_Exercise instructions_. Find and copy every line in the records that includes the string "Antigen".

^^^^

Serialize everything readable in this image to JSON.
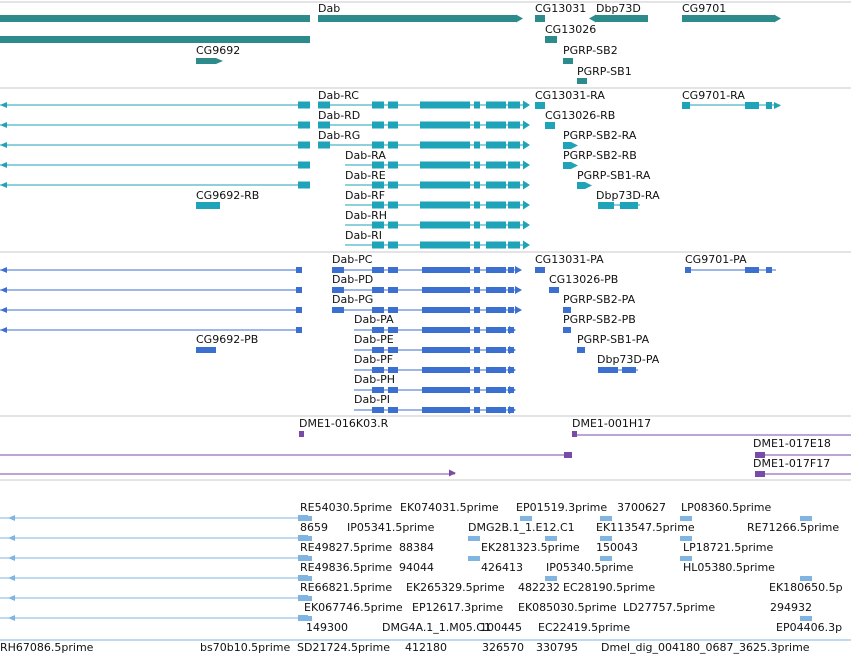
{
  "colors": {
    "gene": "#2e8b8b",
    "mrna": "#1ea3b8",
    "protein": "#3b6fd0",
    "clone": "#7a4aa8",
    "est": "#7fb5e0",
    "divider": "#c8c8c8"
  },
  "gene_track": {
    "labels": [
      "Dab",
      "CG13031",
      "Dbp73D",
      "CG9701",
      "CG13026",
      "CG9692",
      "PGRP-SB2",
      "PGRP-SB1"
    ]
  },
  "mrna_track": {
    "labels": [
      "Dab-RC",
      "CG13031-RA",
      "CG9701-RA",
      "Dab-RD",
      "CG13026-RB",
      "Dab-RG",
      "PGRP-SB2-RA",
      "Dab-RA",
      "PGRP-SB2-RB",
      "Dab-RE",
      "PGRP-SB1-RA",
      "CG9692-RB",
      "Dab-RF",
      "Dbp73D-RA",
      "Dab-RH",
      "Dab-RI"
    ]
  },
  "protein_track": {
    "labels": [
      "Dab-PC",
      "CG13031-PA",
      "CG9701-PA",
      "Dab-PD",
      "CG13026-PB",
      "Dab-PG",
      "PGRP-SB2-PA",
      "Dab-PA",
      "PGRP-SB2-PB",
      "Dab-PE",
      "PGRP-SB1-PA",
      "CG9692-PB",
      "Dab-PF",
      "Dbp73D-PA",
      "Dab-PH",
      "Dab-PI"
    ]
  },
  "clone_track": {
    "labels": [
      "DME1-016K03.R",
      "DME1-001H17",
      "DME1-017E18",
      "DME1-017F17"
    ]
  },
  "est_track": {
    "labels": [
      "RE54030.5prime",
      "EK074031.5prime",
      "EP01519.3prime",
      "3700627",
      "LP08360.5prime",
      "8659",
      "IP05341.5prime",
      "DMG2B.1_1.E12.C1",
      "EK113547.5prime",
      "RE71266.5prime",
      "RE49827.5prime",
      "88384",
      "EK281323.5prime",
      "150043",
      "LP18721.5prime",
      "RE49836.5prime",
      "94044",
      "426413",
      "IP05340.5prime",
      "HL05380.5prime",
      "RE66821.5prime",
      "EK265329.5prime",
      "482232",
      "EC28190.5prime",
      "EK180650.5p",
      "EK067746.5prime",
      "EP12617.3prime",
      "EK085030.5prime",
      "LD27757.5prime",
      "294932",
      "149300",
      "DMG4A.1_1.M05.C1",
      "100445",
      "EC22419.5prime",
      "EP04406.3p",
      "RH67086.5prime",
      "bs70b10.5prime",
      "SD21724.5prime",
      "412180",
      "326570",
      "330795",
      "Dmel_dig_004180_0687_3625.3prime"
    ]
  }
}
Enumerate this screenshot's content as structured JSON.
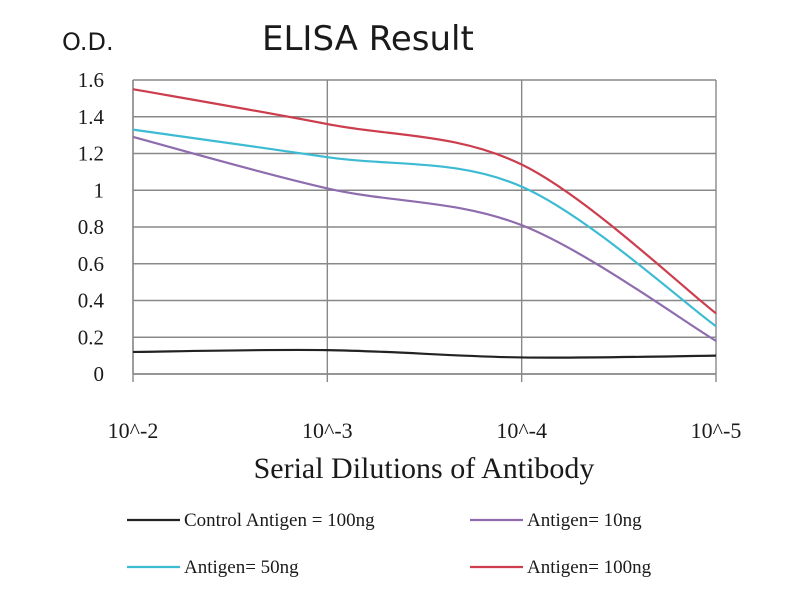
{
  "chart_data": {
    "type": "line",
    "title": "ELISA Result",
    "ylabel": "O.D.",
    "xlabel": "Serial Dilutions of Antibody",
    "categories": [
      "10^-2",
      "10^-3",
      "10^-4",
      "10^-5"
    ],
    "y_ticks": [
      "0",
      "0.2",
      "0.4",
      "0.6",
      "0.8",
      "1",
      "1.2",
      "1.4",
      "1.6"
    ],
    "ylim": [
      0,
      1.6
    ],
    "grid": true,
    "legend_position": "bottom",
    "series": [
      {
        "name": "Control Antigen = 100ng",
        "color": "#222222",
        "x": [
          "10^-2",
          "10^-3",
          "10^-4",
          "10^-5"
        ],
        "values": [
          0.12,
          0.13,
          0.09,
          0.1
        ]
      },
      {
        "name": "Antigen= 10ng",
        "color": "#8e6cae",
        "x": [
          "10^-2",
          "10^-3",
          "10^-4",
          "10^-5"
        ],
        "values": [
          1.29,
          1.01,
          0.81,
          0.18
        ]
      },
      {
        "name": "Antigen= 50ng",
        "color": "#3cbbd3",
        "x": [
          "10^-2",
          "10^-3",
          "10^-4",
          "10^-5"
        ],
        "values": [
          1.33,
          1.18,
          1.02,
          0.26
        ]
      },
      {
        "name": "Antigen= 100ng",
        "color": "#cc3e4e",
        "x": [
          "10^-2",
          "10^-3",
          "10^-4",
          "10^-5"
        ],
        "values": [
          1.55,
          1.36,
          1.14,
          0.33
        ]
      }
    ]
  }
}
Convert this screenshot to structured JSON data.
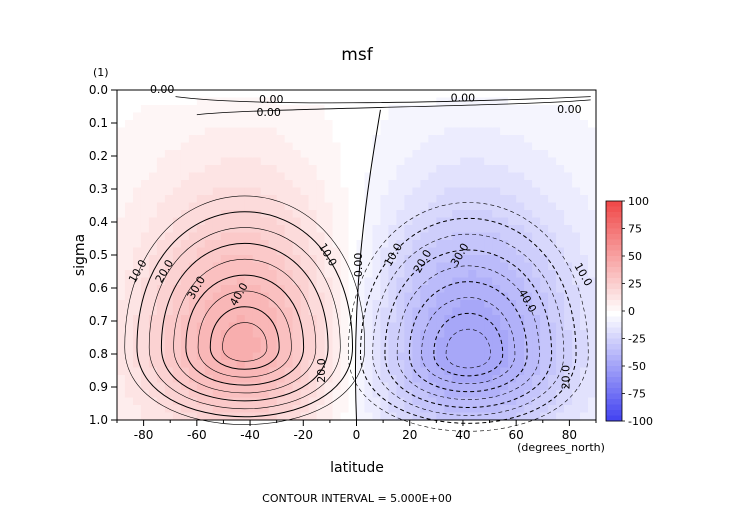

^^^^

_Completed task_.
        "name": "Control Antigen = 100ng",
        "name": "Antigen= 10ng",
        "name": "Antigen= 50ng",
        "name": "Antigen= 100ng",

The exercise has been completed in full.